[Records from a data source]
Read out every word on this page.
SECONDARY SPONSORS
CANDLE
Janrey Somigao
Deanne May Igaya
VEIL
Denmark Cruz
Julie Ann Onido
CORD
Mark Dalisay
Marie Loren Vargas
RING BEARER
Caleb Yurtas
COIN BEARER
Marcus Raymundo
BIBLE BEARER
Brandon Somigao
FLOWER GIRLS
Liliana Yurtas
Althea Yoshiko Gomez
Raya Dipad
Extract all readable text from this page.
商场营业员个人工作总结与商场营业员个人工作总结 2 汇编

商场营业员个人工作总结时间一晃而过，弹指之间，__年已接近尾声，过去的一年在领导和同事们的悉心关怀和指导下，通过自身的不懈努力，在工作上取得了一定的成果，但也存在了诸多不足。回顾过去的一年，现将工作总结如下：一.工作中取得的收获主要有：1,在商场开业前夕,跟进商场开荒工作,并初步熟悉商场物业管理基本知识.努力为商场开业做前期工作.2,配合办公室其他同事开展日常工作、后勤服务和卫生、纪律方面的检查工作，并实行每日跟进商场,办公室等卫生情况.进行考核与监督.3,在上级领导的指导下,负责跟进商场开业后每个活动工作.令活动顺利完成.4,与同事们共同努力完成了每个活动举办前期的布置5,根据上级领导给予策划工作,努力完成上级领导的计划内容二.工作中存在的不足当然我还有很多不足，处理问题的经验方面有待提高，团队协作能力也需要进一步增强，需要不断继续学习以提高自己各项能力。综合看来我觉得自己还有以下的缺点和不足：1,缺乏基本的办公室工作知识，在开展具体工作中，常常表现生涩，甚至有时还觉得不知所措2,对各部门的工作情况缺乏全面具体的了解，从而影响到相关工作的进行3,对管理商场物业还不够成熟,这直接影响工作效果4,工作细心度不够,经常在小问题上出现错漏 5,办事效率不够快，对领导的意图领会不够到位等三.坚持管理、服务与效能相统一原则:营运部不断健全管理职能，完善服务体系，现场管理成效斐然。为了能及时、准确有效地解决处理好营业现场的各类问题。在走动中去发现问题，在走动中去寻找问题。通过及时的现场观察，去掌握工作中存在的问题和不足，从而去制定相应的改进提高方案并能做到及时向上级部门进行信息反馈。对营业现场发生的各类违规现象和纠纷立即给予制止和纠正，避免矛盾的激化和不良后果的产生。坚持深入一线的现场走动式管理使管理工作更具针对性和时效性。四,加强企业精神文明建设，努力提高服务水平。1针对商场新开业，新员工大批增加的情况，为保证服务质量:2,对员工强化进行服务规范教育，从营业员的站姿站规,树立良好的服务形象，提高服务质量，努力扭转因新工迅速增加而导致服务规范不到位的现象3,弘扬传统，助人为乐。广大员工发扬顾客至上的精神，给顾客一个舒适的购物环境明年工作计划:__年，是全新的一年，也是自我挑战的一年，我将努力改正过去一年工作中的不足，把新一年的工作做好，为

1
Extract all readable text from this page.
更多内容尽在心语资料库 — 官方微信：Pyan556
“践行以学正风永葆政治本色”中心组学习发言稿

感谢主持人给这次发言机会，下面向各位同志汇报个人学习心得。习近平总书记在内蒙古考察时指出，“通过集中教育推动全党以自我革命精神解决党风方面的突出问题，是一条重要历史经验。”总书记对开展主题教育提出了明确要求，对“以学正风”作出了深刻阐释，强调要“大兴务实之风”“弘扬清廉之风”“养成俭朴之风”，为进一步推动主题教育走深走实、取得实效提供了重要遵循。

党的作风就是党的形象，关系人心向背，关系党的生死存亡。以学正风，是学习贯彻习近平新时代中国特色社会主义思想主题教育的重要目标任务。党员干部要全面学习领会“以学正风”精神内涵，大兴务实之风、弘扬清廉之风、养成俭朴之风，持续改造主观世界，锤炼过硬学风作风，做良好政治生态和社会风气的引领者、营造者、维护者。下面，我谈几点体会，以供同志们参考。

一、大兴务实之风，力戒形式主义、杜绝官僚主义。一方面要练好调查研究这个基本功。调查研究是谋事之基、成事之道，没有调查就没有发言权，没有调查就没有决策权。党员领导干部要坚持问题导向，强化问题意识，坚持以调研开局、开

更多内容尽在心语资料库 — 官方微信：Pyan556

» **YOUR GOAL**
Each entry above is to be set down again in exactly the same words.

» **EXERCISE RESULT**
Read out every word on this page.
SECONDARY SPONSORS
CANDLE
Janrey Somigao
Deanne May Igaya
VEIL
Denmark Cruz
Julie Ann Onido
CORD
Mark Dalisay
Marie Loren Vargas
RING BEARER
Caleb Yurtas
COIN BEARER
Marcus Raymundo
BIBLE BEARER
Brandon Somigao
FLOWER GIRLS
Liliana Yurtas
Althea Yoshiko Gomez
Raya Dipad
Extract all readable text from this page.
商场营业员个人工作总结与商场营业员个人工作总结 2 汇编

商场营业员个人工作总结时间一晃而过，弹指之间，__年已接近尾声，过去的一年在领导和同事们的悉心关怀和指导下，通过自身的不懈努力，在工作上取得了一定的成果，但也存在了诸多不足。回顾过去的一年，现将工作总结如下：一.工作中取得的收获主要有：1,在商场开业前夕,跟进商场开荒工作,并初步熟悉商场物业管理基本知识.努力为商场开业做前期工作.2,配合办公室其他同事开展日常工作、后勤服务和卫生、纪律方面的检查工作，并实行每日跟进商场,办公室等卫生情况.进行考核与监督.3,在上级领导的指导下,负责跟进商场开业后每个活动工作.令活动顺利完成.4,与同事们共同努力完成了每个活动举办前期的布置5,根据上级领导给予策划工作,努力完成上级领导的计划内容二.工作中存在的不足当然我还有很多不足，处理问题的经验方面有待提高，团队协作能力也需要进一步增强，需要不断继续学习以提高自己各项能力。综合看来我觉得自己还有以下的缺点和不足：1,缺乏基本的办公室工作知识，在开展具体工作中，常常表现生涩，甚至有时还觉得不知所措2,对各部门的工作情况缺乏全面具体的了解，从而影响到相关工作的进行3,对管理商场物业还不够成熟,这直接影响工作效果4,工作细心度不够,经常在小问题上出现错漏 5,办事效率不够快，对领导的意图领会不够到位等三.坚持管理、服务与效能相统一原则:营运部不断健全管理职能，完善服务体系，现场管理成效斐然。为了能及时、准确有效地解决处理好营业现场的各类问题。在走动中去发现问题，在走动中去寻找问题。通过及时的现场观察，去掌握工作中存在的问题和不足，从而去制定相应的改进提高方案并能做到及时向上级部门进行信息反馈。对营业现场发生的各类违规现象和纠纷立即给予制止和纠正，避免矛盾的激化和不良后果的产生。坚持深入一线的现场走动式管理使管理工作更具针对性和时效性。四,加强企业精神文明建设，努力提高服务水平。1针对商场新开业，新员工大批增加的情况，为保证服务质量:2,对员工强化进行服务规范教育，从营业员的站姿站规,树立良好的服务形象，提高服务质量，努力扭转因新工迅速增加而导致服务规范不到位的现象3,弘扬传统，助人为乐。广大员工发扬顾客至上的精神，给顾客一个舒适的购物环境明年工作计划:__年，是全新的一年，也是自我挑战的一年，我将努力改正过去一年工作中的不足，把新一年的工作做好，为

1
Extract all readable text from this page.
更多内容尽在心语资料库 — 官方微信：Pyan556
“践行以学正风永葆政治本色”中心组学习发言稿

感谢主持人给这次发言机会，下面向各位同志汇报个人学习心得。习近平总书记在内蒙古考察时指出，“通过集中教育推动全党以自我革命精神解决党风方面的突出问题，是一条重要历史经验。”总书记对开展主题教育提出了明确要求，对“以学正风”作出了深刻阐释，强调要“大兴务实之风”“弘扬清廉之风”“养成俭朴之风”，为进一步推动主题教育走深走实、取得实效提供了重要遵循。

党的作风就是党的形象，关系人心向背，关系党的生死存亡。以学正风，是学习贯彻习近平新时代中国特色社会主义思想主题教育的重要目标任务。党员干部要全面学习领会“以学正风”精神内涵，大兴务实之风、弘扬清廉之风、养成俭朴之风，持续改造主观世界，锤炼过硬学风作风，做良好政治生态和社会风气的引领者、营造者、维护者。下面，我谈几点体会，以供同志们参考。

一、大兴务实之风，力戒形式主义、杜绝官僚主义。一方面要练好调查研究这个基本功。调查研究是谋事之基、成事之道，没有调查就没有发言权，没有调查就没有决策权。党员领导干部要坚持问题导向，强化问题意识，坚持以调研开局、开

更多内容尽在心语资料库 — 官方微信：Pyan556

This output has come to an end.